*Given instruction:* From the entries that follow, pick out all lines holding "name".

(Structured figure records)
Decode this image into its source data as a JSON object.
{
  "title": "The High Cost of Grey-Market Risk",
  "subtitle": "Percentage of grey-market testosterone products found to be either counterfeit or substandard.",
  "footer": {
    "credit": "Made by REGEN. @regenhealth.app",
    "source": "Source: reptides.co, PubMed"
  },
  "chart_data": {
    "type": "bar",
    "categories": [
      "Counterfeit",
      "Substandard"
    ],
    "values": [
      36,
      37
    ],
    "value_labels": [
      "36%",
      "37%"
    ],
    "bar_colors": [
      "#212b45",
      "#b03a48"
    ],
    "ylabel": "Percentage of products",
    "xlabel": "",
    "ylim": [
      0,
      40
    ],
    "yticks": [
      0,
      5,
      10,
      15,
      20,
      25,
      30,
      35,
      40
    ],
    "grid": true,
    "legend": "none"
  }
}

--

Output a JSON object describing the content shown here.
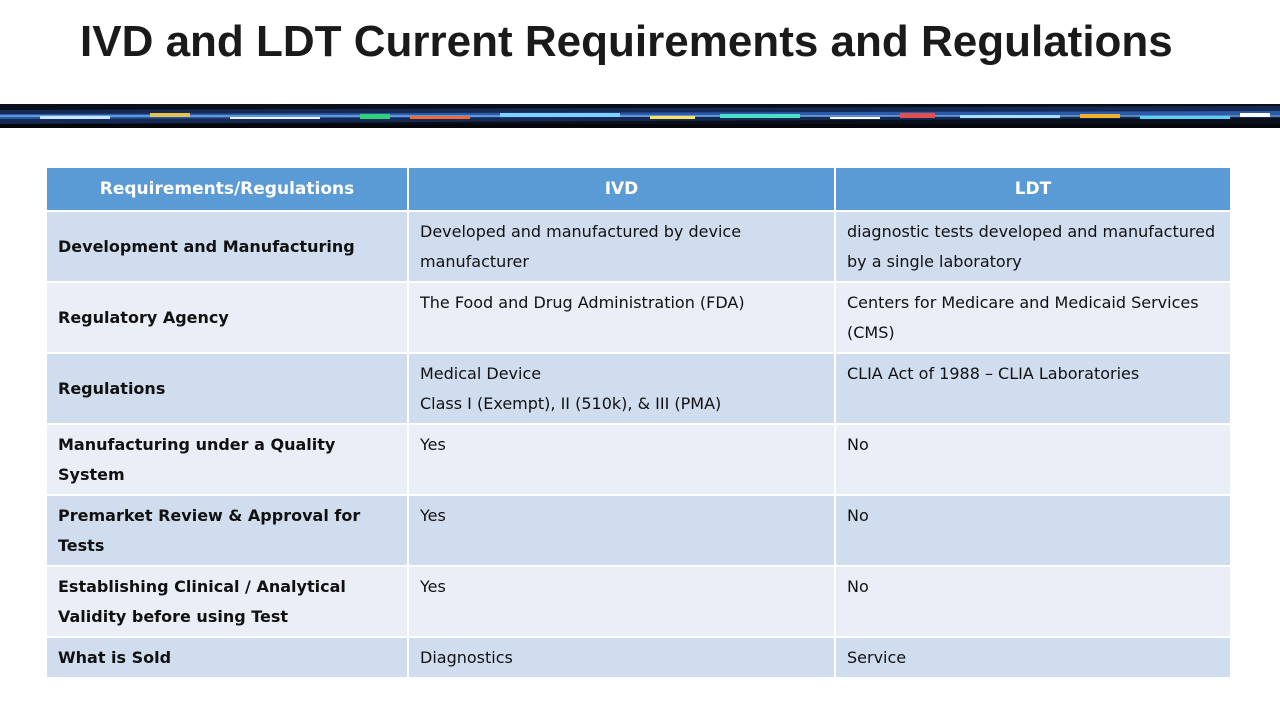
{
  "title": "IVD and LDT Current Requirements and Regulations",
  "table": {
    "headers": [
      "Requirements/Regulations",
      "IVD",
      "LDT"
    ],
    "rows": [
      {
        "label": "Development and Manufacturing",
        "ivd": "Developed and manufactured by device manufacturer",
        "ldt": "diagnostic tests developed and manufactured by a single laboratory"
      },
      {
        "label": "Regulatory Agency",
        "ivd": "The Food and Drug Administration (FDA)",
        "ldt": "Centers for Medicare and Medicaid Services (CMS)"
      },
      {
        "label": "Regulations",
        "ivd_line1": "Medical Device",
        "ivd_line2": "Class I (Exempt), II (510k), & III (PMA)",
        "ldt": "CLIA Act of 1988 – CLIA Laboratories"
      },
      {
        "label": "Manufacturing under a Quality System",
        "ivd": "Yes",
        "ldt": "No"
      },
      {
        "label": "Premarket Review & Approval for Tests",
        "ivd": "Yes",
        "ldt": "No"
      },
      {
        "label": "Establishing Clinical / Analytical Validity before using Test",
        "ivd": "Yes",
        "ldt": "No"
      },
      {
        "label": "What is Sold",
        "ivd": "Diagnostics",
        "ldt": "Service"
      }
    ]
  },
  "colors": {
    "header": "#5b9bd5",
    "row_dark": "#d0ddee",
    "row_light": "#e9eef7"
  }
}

...

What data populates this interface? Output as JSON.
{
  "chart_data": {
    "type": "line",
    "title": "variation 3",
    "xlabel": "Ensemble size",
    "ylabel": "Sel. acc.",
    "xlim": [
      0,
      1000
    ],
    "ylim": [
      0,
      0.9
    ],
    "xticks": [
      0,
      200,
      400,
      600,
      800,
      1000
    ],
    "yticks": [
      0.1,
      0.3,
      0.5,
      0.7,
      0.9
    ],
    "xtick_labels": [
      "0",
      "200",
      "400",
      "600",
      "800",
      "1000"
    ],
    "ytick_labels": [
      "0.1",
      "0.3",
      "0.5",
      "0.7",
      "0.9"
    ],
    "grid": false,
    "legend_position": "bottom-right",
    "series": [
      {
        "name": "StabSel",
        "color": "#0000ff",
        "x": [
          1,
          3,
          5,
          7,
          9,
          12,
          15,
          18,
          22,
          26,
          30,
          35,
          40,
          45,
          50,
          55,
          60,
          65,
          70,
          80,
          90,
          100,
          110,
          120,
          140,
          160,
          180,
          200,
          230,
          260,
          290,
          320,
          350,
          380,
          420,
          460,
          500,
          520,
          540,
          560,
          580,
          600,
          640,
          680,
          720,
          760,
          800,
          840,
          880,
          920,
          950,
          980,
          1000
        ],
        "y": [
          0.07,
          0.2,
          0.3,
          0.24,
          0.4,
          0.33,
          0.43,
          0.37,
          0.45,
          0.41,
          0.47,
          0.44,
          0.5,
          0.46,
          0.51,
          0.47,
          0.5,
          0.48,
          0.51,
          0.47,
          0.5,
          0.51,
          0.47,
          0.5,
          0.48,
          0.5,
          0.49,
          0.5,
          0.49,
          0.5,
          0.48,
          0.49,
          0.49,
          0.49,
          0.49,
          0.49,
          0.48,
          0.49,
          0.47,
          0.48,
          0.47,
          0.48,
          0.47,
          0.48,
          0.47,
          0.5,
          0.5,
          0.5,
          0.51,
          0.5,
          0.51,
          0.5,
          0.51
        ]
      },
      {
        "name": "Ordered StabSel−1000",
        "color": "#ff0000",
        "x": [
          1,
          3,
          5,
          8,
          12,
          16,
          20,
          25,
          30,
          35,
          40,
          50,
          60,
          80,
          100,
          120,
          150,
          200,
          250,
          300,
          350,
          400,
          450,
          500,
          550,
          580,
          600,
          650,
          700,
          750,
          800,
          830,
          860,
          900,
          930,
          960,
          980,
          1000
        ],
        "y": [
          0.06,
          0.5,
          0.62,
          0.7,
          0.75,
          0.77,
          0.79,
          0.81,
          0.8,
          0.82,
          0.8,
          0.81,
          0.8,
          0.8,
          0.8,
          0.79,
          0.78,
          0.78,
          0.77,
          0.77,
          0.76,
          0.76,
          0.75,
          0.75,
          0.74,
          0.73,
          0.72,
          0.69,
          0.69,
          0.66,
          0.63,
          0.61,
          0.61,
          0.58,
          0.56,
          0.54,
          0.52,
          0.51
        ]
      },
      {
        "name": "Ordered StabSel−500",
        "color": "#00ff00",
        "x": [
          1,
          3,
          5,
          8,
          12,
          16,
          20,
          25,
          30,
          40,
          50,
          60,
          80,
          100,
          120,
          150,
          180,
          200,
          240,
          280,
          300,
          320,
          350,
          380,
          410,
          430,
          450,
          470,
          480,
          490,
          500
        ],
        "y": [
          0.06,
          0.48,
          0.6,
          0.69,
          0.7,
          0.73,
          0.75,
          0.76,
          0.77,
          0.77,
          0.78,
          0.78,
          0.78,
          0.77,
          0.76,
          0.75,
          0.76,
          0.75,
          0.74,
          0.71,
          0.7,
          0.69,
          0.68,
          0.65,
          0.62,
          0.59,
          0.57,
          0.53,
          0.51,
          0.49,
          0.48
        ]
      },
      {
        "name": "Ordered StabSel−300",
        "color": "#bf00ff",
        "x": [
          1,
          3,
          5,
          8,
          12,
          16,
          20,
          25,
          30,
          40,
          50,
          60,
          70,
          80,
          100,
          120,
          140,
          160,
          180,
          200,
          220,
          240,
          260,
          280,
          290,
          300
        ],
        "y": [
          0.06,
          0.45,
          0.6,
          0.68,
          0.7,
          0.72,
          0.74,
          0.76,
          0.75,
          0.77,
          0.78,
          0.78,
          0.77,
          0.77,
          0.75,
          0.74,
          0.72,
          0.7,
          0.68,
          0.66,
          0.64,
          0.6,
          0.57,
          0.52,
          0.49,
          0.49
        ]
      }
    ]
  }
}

*Correct output:*
        "name": "StabSel",
        "name": "Ordered StabSel−1000",
        "name": "Ordered StabSel−500",
        "name": "Ordered StabSel−300",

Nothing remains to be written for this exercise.